**Task details**
Of the lines in the entries, how many hold the word "רבים"? Give that number alone.

**Data to use**
++++++++
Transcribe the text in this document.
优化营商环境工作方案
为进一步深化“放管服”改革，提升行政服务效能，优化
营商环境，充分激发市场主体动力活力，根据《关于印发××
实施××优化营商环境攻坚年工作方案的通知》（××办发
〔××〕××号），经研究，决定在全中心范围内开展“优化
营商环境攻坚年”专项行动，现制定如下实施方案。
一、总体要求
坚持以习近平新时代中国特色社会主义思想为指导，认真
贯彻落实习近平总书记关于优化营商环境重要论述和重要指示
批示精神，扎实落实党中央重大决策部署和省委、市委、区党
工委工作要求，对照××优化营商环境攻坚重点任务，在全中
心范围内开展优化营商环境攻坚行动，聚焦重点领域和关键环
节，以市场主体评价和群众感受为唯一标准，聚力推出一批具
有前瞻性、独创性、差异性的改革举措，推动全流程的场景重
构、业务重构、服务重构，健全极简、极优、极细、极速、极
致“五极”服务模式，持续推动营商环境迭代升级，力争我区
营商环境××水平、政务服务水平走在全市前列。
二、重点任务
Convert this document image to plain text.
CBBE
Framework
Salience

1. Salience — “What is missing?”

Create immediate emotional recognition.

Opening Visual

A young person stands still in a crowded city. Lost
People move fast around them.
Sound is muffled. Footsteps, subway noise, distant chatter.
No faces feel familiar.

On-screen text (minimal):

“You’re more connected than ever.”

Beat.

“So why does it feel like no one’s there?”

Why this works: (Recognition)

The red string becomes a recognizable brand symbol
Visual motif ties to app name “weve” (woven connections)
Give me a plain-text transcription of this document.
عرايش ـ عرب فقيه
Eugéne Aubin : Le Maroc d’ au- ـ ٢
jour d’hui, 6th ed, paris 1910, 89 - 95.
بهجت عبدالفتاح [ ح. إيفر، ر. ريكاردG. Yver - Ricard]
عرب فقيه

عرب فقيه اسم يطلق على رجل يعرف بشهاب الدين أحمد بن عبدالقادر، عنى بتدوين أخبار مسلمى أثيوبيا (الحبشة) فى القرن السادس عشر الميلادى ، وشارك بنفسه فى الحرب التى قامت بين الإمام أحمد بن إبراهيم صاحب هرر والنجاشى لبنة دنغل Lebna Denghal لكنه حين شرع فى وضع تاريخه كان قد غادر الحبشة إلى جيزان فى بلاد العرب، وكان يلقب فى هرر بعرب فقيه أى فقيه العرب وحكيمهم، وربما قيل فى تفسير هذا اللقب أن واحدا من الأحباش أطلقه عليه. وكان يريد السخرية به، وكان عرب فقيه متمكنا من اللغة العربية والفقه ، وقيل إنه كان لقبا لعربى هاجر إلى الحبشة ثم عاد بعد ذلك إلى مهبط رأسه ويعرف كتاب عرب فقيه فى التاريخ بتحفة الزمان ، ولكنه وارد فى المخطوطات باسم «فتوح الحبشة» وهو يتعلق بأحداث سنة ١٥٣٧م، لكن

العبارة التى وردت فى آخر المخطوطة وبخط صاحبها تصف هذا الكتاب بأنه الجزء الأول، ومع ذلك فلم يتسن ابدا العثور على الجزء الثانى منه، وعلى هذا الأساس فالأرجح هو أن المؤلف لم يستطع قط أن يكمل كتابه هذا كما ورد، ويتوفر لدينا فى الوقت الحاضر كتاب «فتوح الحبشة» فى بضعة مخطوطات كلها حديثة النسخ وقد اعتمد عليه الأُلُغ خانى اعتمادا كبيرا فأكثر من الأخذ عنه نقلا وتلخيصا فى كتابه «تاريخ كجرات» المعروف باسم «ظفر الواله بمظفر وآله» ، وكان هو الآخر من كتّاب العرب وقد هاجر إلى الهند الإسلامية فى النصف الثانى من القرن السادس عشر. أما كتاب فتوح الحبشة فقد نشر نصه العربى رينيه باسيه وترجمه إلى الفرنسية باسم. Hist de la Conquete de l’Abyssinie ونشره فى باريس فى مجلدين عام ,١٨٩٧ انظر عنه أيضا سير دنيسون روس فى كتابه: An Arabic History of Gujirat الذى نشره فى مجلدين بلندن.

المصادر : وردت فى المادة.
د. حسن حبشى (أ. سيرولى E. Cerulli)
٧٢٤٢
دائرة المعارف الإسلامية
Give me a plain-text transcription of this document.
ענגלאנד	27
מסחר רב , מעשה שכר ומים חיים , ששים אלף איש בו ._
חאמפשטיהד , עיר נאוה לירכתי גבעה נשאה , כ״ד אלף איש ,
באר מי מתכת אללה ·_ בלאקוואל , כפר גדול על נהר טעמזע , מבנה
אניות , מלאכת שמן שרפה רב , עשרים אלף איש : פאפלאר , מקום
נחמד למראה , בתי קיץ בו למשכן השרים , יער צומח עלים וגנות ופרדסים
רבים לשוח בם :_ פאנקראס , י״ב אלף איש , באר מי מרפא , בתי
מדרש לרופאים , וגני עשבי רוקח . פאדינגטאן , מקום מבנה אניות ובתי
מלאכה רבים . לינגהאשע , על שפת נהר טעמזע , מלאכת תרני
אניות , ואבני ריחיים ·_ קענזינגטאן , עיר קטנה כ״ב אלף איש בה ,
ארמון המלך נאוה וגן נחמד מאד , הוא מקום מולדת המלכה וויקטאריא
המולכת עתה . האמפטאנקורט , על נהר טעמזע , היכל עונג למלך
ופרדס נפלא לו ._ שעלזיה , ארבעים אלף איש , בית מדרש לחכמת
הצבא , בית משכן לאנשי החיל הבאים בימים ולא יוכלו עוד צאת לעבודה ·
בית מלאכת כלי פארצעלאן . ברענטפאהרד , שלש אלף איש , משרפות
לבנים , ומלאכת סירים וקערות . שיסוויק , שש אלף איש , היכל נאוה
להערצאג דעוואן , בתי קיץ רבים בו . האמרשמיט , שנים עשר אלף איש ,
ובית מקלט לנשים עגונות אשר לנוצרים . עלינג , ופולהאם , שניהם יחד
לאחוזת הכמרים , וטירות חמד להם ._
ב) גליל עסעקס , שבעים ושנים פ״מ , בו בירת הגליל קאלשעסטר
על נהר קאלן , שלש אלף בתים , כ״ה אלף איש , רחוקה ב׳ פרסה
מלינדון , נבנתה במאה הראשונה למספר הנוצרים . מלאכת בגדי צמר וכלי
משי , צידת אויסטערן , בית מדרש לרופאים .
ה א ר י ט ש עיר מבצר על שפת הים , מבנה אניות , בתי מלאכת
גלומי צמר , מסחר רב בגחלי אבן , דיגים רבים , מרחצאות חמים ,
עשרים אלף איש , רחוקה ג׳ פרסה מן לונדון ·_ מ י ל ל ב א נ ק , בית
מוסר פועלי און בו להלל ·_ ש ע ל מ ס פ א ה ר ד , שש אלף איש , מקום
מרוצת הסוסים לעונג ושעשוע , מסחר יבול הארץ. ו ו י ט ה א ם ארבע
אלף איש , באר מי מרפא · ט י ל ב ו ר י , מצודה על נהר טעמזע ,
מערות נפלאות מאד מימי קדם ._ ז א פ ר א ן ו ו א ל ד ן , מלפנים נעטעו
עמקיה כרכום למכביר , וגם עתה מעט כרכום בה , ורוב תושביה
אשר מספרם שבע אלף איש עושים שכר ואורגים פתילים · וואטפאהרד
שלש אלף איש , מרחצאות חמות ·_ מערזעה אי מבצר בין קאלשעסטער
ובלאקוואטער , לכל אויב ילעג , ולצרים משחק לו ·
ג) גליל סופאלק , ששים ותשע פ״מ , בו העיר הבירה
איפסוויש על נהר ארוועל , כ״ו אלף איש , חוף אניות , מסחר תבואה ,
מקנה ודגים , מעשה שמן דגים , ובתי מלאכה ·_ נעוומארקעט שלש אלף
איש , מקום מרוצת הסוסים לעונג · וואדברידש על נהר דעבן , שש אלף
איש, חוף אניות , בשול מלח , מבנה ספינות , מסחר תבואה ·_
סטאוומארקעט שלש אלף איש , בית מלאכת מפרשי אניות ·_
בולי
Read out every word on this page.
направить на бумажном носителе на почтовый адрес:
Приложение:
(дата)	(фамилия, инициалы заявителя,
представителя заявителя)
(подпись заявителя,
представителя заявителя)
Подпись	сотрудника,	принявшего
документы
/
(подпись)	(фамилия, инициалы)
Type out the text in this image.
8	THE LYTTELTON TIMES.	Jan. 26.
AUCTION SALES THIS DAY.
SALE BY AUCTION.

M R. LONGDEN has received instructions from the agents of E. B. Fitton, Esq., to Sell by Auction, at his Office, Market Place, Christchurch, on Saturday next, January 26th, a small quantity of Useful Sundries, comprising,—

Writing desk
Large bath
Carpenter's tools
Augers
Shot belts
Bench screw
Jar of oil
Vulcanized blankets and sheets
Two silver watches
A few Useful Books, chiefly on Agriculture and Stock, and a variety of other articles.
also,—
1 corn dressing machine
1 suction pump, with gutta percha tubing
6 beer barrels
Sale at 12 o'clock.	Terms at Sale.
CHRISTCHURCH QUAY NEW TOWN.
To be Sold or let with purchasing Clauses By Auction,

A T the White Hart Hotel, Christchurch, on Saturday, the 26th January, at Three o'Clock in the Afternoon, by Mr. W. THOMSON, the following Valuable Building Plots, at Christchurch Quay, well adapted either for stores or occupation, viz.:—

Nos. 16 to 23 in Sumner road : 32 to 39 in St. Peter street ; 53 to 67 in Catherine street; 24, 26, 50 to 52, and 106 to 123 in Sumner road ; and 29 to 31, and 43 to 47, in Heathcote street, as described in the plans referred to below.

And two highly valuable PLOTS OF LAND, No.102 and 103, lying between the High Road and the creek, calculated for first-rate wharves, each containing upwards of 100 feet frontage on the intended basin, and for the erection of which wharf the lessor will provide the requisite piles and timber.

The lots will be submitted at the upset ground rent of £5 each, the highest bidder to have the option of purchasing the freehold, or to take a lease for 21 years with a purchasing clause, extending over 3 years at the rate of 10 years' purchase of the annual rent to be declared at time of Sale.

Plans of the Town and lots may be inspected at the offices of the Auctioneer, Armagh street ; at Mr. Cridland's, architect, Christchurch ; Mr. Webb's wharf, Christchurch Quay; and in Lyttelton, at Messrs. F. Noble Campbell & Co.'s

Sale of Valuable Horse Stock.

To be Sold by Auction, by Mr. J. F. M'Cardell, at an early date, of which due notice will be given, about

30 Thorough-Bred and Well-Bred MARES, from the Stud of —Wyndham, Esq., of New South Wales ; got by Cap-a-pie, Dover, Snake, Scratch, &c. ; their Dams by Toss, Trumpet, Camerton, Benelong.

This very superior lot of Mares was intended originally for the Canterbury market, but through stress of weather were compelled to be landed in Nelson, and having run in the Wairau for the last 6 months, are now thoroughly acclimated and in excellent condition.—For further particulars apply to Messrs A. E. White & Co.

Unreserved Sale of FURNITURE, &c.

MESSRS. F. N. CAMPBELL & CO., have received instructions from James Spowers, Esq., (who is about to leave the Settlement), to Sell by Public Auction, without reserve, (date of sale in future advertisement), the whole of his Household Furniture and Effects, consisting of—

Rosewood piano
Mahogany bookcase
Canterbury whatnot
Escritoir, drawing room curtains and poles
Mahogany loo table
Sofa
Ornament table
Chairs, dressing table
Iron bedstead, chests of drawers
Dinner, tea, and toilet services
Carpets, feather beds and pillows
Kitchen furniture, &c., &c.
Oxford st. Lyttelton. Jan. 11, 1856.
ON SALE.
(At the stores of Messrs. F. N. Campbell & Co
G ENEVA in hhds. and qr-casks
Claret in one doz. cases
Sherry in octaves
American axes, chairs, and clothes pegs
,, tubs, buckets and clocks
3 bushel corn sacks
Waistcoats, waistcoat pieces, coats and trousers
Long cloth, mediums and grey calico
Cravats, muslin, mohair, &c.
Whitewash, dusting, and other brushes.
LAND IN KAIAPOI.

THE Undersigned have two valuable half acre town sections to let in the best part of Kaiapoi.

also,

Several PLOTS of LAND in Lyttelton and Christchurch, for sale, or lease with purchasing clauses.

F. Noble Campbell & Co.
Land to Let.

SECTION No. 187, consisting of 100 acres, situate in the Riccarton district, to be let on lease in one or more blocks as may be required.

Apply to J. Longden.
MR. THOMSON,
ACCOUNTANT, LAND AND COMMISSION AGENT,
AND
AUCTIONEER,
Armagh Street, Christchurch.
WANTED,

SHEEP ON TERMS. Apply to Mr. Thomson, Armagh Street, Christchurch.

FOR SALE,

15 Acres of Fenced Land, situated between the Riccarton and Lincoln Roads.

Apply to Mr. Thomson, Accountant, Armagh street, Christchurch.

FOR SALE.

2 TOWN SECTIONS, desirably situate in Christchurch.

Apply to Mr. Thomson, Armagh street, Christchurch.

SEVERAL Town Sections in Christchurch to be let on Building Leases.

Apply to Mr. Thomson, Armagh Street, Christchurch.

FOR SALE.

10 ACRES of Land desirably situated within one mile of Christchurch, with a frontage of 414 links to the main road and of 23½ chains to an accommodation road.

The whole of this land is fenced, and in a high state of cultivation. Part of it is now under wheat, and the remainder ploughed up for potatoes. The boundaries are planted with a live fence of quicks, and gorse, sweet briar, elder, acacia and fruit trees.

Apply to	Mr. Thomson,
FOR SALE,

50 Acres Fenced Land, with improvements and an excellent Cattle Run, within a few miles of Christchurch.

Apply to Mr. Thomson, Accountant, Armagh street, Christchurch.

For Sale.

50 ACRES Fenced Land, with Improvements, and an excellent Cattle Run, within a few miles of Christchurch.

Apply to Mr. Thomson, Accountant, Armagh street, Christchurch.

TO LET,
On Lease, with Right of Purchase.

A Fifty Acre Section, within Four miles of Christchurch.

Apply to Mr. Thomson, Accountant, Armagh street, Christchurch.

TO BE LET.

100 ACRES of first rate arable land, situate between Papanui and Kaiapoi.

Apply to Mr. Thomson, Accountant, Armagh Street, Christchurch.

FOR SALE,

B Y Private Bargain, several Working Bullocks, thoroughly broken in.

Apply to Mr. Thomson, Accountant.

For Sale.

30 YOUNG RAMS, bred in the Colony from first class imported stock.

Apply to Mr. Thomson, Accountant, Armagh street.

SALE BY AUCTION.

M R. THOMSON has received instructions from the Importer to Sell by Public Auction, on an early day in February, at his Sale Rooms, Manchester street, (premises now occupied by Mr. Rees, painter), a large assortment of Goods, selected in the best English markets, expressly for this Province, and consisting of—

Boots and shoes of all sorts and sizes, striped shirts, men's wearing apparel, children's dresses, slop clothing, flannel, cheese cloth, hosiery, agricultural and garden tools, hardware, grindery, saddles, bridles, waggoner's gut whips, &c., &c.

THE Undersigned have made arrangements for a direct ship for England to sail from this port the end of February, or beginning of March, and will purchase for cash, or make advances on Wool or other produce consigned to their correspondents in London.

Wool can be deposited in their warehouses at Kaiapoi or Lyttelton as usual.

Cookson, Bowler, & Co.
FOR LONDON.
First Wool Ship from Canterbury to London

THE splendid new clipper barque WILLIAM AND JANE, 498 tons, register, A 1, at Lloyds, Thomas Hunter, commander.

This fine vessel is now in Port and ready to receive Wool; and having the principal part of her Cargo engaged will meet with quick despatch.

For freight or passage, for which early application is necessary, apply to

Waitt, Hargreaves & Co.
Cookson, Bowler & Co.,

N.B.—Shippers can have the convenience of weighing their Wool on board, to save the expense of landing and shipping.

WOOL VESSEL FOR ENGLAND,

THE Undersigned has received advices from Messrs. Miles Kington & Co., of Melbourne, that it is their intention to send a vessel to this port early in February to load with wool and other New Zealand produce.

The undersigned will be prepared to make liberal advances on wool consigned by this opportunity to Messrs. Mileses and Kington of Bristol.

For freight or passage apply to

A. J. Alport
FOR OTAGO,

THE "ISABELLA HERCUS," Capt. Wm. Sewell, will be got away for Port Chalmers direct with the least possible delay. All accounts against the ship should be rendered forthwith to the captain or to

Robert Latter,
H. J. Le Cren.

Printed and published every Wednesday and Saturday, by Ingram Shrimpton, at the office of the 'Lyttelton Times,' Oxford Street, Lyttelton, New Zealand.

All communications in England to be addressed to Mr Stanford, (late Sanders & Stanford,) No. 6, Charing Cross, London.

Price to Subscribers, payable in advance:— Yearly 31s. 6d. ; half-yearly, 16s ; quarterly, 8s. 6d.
++++++++
**Task result**
4